• [Goal] Return each line of the data below exactly, omitting any pictures.
>> Begin Input for this task
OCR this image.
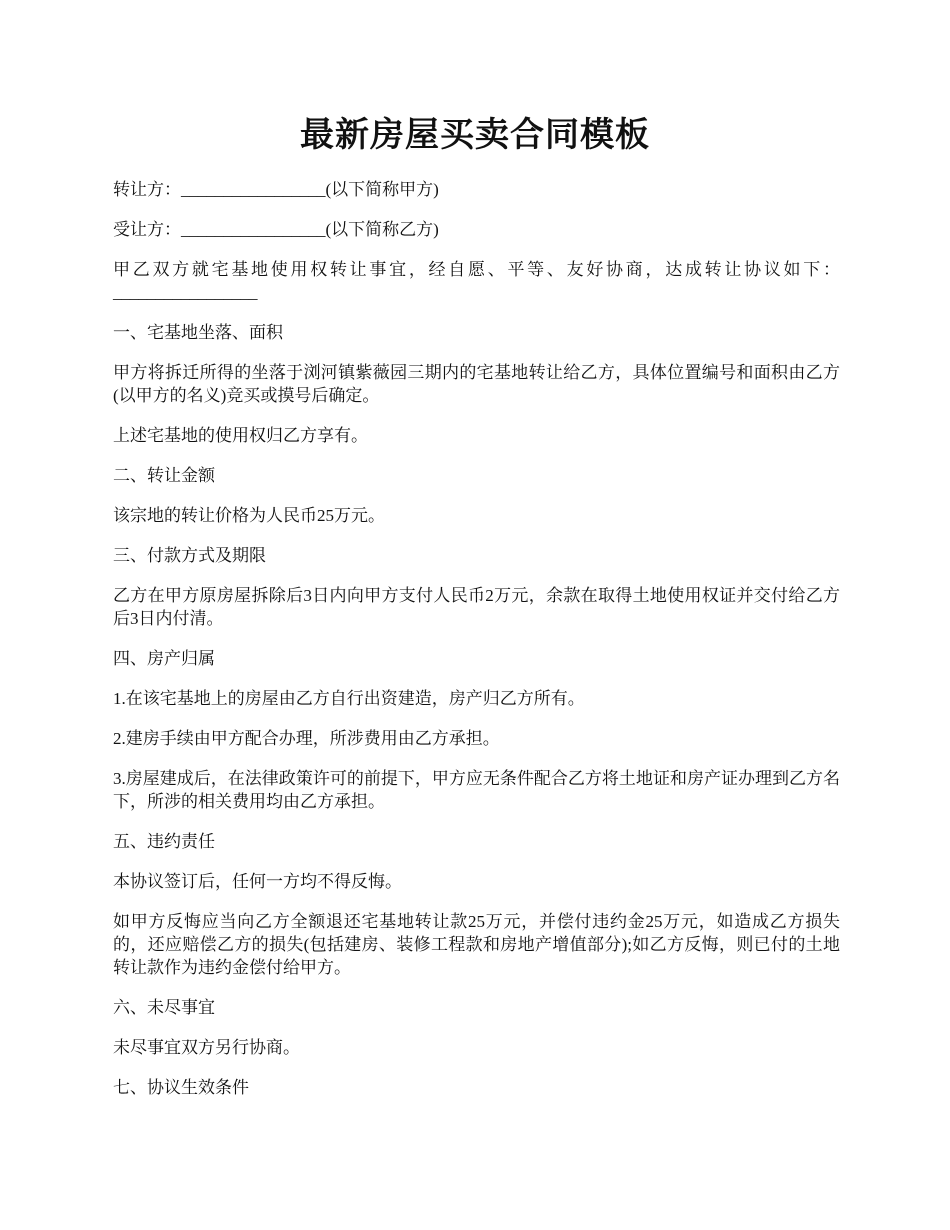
最新房屋买卖合同模板

转让方：_________________(以下简称甲方)

受让方：_________________(以下简称乙方)

甲乙双方就宅基地使用权转让事宜，经自愿、平等、友好协商，达成转让协议如下：_________________

一、宅基地坐落、面积

甲方将拆迁所得的坐落于浏河镇紫薇园三期内的宅基地转让给乙方，具体位置编号和面积由乙方(以甲方的名义)竞买或摸号后确定。

上述宅基地的使用权归乙方享有。

二、转让金额

该宗地的转让价格为人民币25万元。

三、付款方式及期限

乙方在甲方原房屋拆除后3日内向甲方支付人民币2万元，余款在取得土地使用权证并交付给乙方后3日内付清。

四、房产归属

1.在该宅基地上的房屋由乙方自行出资建造，房产归乙方所有。

2.建房手续由甲方配合办理，所涉费用由乙方承担。

3.房屋建成后，在法律政策许可的前提下，甲方应无条件配合乙方将土地证和房产证办理到乙方名下，所涉的相关费用均由乙方承担。

五、违约责任

本协议签订后，任何一方均不得反悔。

如甲方反悔应当向乙方全额退还宅基地转让款25万元，并偿付违约金25万元，如造成乙方损失的，还应赔偿乙方的损失(包括建房、装修工程款和房地产增值部分);如乙方反悔，则已付的土地转让款作为违约金偿付给甲方。

六、未尽事宜

未尽事宜双方另行协商。

七、协议生效条件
>> End Input for this task
• [Output of the task]
OCR this image.
最新房屋买卖合同模板

转让方：_________________(以下简称甲方)

受让方：_________________(以下简称乙方)

甲乙双方就宅基地使用权转让事宜，经自愿、平等、友好协商，达成转让协议如下：_________________

一、宅基地坐落、面积

甲方将拆迁所得的坐落于浏河镇紫薇园三期内的宅基地转让给乙方，具体位置编号和面积由乙方(以甲方的名义)竞买或摸号后确定。

上述宅基地的使用权归乙方享有。

二、转让金额

该宗地的转让价格为人民币25万元。

三、付款方式及期限

乙方在甲方原房屋拆除后3日内向甲方支付人民币2万元，余款在取得土地使用权证并交付给乙方后3日内付清。

四、房产归属

1.在该宅基地上的房屋由乙方自行出资建造，房产归乙方所有。

2.建房手续由甲方配合办理，所涉费用由乙方承担。

3.房屋建成后，在法律政策许可的前提下，甲方应无条件配合乙方将土地证和房产证办理到乙方名下，所涉的相关费用均由乙方承担。

五、违约责任

本协议签订后，任何一方均不得反悔。

如甲方反悔应当向乙方全额退还宅基地转让款25万元，并偿付违约金25万元，如造成乙方损失的，还应赔偿乙方的损失(包括建房、装修工程款和房地产增值部分);如乙方反悔，则已付的土地转让款作为违约金偿付给甲方。

六、未尽事宜

未尽事宜双方另行协商。

七、协议生效条件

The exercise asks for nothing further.